— Begin DATA ROWS —

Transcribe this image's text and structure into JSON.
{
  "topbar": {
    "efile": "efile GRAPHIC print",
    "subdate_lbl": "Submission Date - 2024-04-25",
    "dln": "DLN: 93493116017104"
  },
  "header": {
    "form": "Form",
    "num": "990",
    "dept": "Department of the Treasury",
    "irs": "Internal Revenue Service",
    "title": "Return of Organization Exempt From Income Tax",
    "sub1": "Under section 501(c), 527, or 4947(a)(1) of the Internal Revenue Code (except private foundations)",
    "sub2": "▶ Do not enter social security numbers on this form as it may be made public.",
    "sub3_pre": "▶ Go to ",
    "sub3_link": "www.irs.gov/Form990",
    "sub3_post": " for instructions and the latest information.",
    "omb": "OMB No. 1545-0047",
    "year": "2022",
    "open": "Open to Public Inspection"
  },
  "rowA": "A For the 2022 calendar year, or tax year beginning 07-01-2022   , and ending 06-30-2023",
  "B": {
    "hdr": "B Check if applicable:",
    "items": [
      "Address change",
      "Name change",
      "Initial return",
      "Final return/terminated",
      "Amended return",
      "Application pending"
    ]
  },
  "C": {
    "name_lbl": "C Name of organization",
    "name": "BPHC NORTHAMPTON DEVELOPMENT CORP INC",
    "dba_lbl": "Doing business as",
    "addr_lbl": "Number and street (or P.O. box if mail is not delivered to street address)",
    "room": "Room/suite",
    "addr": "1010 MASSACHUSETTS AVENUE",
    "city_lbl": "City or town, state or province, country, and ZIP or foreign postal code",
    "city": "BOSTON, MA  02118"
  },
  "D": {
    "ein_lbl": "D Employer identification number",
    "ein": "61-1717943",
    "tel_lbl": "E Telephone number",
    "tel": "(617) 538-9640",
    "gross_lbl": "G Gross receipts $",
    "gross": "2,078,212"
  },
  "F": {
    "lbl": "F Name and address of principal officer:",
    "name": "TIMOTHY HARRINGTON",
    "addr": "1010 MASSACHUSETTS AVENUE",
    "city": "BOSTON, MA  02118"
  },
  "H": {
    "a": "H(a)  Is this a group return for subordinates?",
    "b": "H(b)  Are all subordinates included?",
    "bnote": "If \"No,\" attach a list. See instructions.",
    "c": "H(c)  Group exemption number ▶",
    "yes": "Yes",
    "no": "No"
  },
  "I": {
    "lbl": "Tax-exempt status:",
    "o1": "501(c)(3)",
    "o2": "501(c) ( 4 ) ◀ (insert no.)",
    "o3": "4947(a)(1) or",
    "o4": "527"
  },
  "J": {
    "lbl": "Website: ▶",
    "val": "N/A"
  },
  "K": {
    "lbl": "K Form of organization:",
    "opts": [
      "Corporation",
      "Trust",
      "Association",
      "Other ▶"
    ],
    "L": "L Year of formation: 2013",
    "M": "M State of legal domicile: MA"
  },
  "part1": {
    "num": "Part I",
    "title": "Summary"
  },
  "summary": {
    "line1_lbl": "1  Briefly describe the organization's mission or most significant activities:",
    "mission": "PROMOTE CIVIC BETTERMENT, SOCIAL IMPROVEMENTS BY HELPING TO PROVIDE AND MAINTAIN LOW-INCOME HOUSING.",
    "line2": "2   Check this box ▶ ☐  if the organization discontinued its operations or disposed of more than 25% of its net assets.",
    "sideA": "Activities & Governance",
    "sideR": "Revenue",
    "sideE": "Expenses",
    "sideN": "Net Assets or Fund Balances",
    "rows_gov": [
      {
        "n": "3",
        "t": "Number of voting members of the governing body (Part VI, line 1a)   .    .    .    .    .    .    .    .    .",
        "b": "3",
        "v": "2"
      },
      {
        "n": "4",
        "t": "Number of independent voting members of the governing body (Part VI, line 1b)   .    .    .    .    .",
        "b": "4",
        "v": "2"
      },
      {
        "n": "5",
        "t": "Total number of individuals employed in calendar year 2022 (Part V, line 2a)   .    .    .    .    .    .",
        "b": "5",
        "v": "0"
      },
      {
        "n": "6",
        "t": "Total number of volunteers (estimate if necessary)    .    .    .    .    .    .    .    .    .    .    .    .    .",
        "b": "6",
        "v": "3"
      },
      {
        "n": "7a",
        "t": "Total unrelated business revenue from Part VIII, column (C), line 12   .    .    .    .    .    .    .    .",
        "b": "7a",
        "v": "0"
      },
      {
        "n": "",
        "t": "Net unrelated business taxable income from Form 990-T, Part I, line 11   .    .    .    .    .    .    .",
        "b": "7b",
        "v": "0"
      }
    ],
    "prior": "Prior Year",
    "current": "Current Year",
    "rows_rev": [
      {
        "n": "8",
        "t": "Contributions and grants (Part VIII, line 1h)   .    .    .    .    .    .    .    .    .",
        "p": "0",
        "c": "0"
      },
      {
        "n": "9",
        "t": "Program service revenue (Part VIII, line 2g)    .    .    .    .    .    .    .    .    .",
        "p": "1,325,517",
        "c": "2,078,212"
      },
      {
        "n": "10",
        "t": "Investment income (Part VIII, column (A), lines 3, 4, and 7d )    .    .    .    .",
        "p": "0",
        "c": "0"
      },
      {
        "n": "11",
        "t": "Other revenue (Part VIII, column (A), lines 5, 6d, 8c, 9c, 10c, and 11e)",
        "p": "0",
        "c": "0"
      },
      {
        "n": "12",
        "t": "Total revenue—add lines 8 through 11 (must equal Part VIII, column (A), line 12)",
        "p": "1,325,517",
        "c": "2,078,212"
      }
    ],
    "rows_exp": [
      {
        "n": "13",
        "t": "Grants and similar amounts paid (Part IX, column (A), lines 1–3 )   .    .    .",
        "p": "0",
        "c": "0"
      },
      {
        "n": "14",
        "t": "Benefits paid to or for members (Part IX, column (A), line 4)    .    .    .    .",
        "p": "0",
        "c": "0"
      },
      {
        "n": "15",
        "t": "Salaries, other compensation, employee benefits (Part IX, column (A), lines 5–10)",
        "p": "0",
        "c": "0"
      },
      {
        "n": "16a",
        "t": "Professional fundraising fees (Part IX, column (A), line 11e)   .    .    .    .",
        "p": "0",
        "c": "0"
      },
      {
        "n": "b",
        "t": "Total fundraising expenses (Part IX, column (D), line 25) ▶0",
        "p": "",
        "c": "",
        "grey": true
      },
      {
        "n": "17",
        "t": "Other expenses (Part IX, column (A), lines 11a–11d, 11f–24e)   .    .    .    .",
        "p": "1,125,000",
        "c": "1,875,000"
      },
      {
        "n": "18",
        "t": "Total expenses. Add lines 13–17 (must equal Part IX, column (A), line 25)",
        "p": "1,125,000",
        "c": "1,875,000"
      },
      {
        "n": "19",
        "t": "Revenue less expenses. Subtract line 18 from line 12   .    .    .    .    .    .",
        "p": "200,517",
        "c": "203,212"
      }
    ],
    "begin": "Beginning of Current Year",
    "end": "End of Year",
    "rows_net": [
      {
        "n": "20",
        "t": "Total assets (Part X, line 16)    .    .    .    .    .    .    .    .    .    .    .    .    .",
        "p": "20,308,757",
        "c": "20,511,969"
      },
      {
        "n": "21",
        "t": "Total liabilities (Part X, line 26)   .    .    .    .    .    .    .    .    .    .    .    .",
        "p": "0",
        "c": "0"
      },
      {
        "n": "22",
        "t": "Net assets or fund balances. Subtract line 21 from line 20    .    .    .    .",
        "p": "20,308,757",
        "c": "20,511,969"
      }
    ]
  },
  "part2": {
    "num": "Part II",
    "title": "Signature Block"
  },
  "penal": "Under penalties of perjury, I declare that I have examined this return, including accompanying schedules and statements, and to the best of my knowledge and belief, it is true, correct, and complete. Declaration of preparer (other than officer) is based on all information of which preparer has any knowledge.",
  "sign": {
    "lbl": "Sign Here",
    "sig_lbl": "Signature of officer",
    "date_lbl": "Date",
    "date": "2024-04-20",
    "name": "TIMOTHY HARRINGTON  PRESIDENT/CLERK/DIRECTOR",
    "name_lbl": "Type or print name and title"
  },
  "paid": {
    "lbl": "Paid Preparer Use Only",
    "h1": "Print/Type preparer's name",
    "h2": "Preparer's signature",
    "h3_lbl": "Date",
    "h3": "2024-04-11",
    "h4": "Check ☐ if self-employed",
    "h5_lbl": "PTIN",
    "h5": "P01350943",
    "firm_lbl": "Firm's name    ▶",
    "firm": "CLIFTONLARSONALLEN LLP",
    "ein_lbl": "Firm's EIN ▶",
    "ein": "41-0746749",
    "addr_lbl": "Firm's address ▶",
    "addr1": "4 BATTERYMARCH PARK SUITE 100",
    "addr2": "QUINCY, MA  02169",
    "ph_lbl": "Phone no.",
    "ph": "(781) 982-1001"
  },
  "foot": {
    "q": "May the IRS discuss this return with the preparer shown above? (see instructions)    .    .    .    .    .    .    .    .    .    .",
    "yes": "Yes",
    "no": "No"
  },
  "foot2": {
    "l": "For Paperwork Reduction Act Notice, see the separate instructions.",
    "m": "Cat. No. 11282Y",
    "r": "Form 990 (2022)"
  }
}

— End DATA ROWS —

Each line in the data that holds the string "body" should be found and copied.

§ **ANSWER TO THIS PROBLEM**
        "t": "Number of voting members of the governing body (Part VI, line 1a)   .    .    .    .    .    .    .    .    .",
        "t": "Number of independent voting members of the governing body (Part VI, line 1b)   .    .    .    .    .",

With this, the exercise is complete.